Set exercise: Without including any pictures, write out all the entries exactly.

Stored records:
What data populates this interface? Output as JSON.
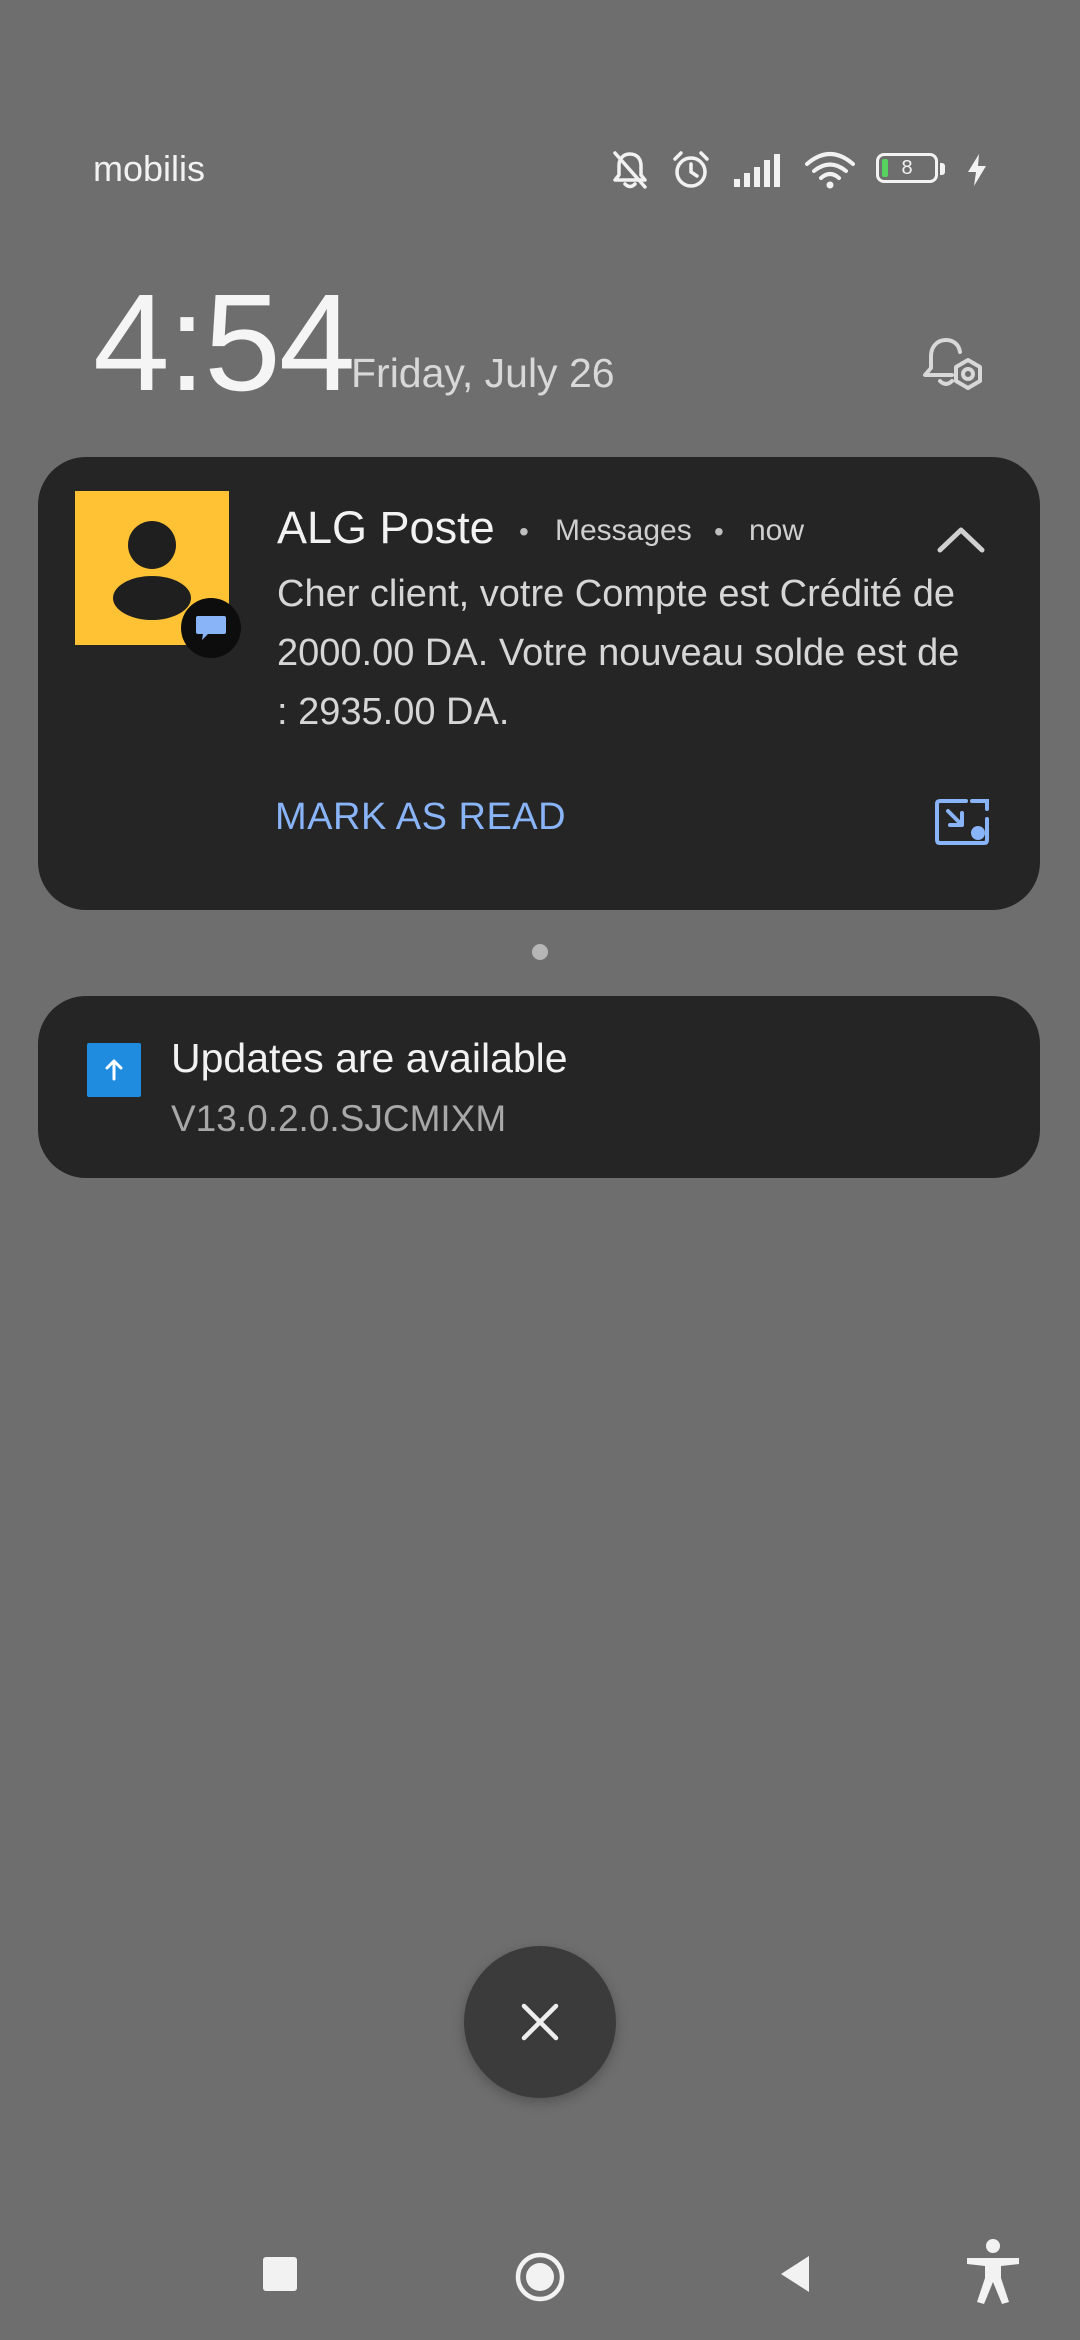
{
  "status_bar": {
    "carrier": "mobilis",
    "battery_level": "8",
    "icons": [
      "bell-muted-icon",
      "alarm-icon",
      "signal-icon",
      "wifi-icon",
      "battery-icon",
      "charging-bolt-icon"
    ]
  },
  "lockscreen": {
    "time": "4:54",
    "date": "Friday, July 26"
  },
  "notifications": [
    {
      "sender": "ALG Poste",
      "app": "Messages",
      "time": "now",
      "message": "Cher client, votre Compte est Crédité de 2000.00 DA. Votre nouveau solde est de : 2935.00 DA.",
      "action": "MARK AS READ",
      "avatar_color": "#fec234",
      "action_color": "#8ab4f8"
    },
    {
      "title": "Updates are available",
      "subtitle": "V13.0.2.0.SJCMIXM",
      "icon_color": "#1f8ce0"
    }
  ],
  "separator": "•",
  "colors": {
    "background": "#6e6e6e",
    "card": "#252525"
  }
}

Response:
What data populates this interface? Output as JSON.
{
  "status_bar": {
    "carrier": "mobilis",
    "battery_level": "8",
    "icons": [
      "bell-muted-icon",
      "alarm-icon",
      "signal-icon",
      "wifi-icon",
      "battery-icon",
      "charging-bolt-icon"
    ]
  },
  "lockscreen": {
    "time": "4:54",
    "date": "Friday, July 26"
  },
  "notifications": [
    {
      "sender": "ALG Poste",
      "app": "Messages",
      "time": "now",
      "message": "Cher client, votre Compte est Crédité de 2000.00 DA. Votre nouveau solde est de : 2935.00 DA.",
      "action": "MARK AS READ",
      "avatar_color": "#fec234",
      "action_color": "#8ab4f8"
    },
    {
      "title": "Updates are available",
      "subtitle": "V13.0.2.0.SJCMIXM",
      "icon_color": "#1f8ce0"
    }
  ],
  "separator": "•",
  "colors": {
    "background": "#6e6e6e",
    "card": "#252525"
  }
}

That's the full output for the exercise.